### 文章の一部
______
77才の母と68才の叔母

ジョイアロンについて

私の母には9歳年下の妹、つまり私の叔母がいます。 私が生まれたとき、叔母はまだ中学生だったため、私にとっては「おばさん」というより少し年上の姉のような存在でした。

この母と叔母の二人で、長い間祖母の介護をしていました。 

祖母は2年前に98歳で亡くなりましたが、85歳で歩行が難しくなってからの13年間の介護生活は、私が見ていても本当に大変そうでした。

何が大変だったかというと、母と叔母の介護に対する考え方が大きく異なっていたことです。

母は最初の頃、祖母を自宅に引き取り、食事や排せつの世話などをしながら、デイサービスも活用して献身的に介護を続けていました。 

しかし、母自身も年を重ねるにつれて、その生活が次第に負担になっていきました。 

私が東京から帰省すると、痴ほうが進んだ祖母への苛立ちや、叔母との口論、果ては一日中愚痴を聞かされることも珍しくありませんでした。

「母も大変なのだから、せめて話を聞くだけでも支えになれば」と思いながらも、実の母親のこととなるとつい意見してしまうものです。 

「そんなに大変なら施設に預けたら?」と提案しても、母は「〇子(叔母)が賛成しない」と言い、今度は叔母の悪口を言い出す始末でした。

実際、叔母は祖母を施設に預けることに強く反対していました。 

「実の母親を施設に預けるなんて、そんなひどいことは考えられない」 叔母はそう言い、祖母を家で介護することにこだわっていました。
______
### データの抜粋

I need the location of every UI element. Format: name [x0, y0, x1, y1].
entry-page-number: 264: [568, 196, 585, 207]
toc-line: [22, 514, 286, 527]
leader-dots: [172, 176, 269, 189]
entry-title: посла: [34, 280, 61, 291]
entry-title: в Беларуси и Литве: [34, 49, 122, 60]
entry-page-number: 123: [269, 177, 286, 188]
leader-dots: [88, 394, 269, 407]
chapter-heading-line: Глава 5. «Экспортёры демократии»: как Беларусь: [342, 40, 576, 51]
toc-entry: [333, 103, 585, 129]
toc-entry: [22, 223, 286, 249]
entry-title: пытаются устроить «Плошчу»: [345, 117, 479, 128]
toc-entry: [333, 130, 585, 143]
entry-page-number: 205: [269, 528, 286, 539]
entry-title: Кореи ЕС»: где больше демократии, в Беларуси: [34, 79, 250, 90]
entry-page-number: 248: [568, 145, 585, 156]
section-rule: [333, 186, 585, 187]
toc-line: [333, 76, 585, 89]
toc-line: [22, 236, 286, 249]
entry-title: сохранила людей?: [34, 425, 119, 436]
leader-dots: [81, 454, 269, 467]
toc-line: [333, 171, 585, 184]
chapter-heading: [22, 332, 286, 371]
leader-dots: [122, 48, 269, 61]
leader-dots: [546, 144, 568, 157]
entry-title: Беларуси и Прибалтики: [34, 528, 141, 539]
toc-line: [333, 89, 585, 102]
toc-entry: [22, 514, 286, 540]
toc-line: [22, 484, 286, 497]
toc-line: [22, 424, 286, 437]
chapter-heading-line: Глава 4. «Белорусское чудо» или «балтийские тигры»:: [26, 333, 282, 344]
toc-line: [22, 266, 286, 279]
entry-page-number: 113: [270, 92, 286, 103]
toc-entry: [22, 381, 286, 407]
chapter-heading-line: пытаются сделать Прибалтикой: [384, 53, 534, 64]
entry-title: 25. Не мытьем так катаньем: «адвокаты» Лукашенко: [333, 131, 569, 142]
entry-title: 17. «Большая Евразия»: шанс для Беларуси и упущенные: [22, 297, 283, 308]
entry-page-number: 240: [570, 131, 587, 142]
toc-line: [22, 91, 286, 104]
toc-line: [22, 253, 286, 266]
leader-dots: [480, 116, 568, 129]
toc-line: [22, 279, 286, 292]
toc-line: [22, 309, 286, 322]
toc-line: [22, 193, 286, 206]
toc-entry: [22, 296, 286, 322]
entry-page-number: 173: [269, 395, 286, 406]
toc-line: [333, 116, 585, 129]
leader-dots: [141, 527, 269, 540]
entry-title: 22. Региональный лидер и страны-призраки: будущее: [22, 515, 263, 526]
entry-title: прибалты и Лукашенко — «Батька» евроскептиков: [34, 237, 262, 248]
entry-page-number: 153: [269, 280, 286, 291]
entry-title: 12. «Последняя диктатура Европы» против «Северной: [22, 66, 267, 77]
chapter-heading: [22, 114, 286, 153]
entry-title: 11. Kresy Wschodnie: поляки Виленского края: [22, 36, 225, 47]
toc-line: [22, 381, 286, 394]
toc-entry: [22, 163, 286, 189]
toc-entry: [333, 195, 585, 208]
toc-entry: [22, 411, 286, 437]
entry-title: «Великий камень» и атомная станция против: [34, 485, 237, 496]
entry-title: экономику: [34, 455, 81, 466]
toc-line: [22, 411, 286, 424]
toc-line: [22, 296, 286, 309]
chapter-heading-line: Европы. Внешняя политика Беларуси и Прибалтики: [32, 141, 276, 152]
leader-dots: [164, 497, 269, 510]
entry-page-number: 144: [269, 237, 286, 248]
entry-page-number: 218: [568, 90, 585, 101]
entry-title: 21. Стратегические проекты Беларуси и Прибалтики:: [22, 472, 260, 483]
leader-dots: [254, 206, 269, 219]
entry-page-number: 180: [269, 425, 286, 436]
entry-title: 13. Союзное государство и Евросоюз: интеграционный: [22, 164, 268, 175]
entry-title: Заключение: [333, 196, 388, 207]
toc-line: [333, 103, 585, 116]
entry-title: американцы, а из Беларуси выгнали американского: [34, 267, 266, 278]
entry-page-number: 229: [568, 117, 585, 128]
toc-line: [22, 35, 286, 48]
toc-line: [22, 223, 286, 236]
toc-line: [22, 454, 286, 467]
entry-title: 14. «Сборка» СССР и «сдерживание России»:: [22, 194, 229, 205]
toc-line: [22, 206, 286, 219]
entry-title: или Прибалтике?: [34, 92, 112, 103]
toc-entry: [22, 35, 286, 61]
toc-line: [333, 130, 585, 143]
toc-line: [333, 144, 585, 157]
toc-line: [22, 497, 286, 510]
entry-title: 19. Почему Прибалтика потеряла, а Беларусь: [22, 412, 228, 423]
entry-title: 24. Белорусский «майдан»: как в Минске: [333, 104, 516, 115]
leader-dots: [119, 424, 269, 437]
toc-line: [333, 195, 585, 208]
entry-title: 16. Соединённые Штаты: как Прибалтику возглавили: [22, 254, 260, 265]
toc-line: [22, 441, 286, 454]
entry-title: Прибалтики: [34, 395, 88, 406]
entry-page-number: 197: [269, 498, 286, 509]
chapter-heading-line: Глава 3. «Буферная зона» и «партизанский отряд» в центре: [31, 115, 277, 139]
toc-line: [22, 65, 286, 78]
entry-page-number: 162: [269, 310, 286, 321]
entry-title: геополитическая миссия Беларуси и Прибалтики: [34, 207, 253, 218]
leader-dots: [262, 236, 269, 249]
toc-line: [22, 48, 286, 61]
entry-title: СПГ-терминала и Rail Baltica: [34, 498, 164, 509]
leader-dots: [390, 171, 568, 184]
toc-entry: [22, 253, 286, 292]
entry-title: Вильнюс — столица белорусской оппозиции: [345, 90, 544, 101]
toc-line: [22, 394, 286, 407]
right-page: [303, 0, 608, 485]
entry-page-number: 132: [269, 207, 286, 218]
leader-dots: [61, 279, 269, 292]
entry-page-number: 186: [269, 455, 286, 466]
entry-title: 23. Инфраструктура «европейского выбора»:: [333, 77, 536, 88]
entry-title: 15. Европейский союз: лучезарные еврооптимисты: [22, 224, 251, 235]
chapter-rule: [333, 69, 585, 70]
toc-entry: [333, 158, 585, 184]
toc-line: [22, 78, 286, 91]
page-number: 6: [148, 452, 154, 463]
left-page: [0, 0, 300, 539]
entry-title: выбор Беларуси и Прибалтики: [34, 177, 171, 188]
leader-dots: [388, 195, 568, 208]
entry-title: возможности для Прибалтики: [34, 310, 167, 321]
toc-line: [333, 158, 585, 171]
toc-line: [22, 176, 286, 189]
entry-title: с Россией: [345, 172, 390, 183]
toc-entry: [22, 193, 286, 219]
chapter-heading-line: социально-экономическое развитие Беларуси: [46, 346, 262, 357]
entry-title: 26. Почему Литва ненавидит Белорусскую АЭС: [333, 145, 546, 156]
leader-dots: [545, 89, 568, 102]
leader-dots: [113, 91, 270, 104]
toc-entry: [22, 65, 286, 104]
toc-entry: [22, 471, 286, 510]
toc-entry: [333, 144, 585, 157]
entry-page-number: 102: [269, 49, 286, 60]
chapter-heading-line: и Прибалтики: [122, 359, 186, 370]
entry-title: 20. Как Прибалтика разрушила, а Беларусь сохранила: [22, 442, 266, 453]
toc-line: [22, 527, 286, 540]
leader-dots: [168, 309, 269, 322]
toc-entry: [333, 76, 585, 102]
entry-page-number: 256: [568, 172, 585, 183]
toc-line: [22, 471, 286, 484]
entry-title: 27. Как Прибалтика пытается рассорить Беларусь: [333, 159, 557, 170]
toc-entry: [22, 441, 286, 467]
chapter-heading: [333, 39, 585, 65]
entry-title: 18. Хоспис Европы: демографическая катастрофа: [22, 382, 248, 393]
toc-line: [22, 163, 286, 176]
______
### やること
上にある祖母の介護についての文章を、最後の文のあとから書き進めてください。

### 求める出力
私の生まれ育った地域では、「年老いた親の面倒を見るのは子供の責任」という考え方が根強く残っており、「面倒を見る」とは施設に預けることではなく、家で一緒に暮らして世話をすることを意味していました。

 実際には、その役割を担うのは長男の嫁であることが多かったのですが……。

そんな母と叔母は、意見の違いを抱えながらも、時に協力し、時に衝突しながら祖母の介護を続けていました。

そんなある日、祖母が膝の骨折をきっかけに入院しました。

 それから1年後、祖母は病院で静かに息を引き取りました。

亡くなる頃には痴ほうも進み、私たち孫の顔も忘れてしまっていました。 

しかし、母と叔母の二人が最後まで祖母を見守り、看取ることができたのは幸せなことだったのかもしれません。

母と叔母の介護への考え方は違っていましたが、どちらも祖母を想う気持ちは変わらなかったはずです。 

祖母が最期の瞬間にどんな気持ちだったのかは分かりません。

 それでも、娘たちに見守られながら旅立つことができたのなら、きっと幸せだったのではないかと願っています。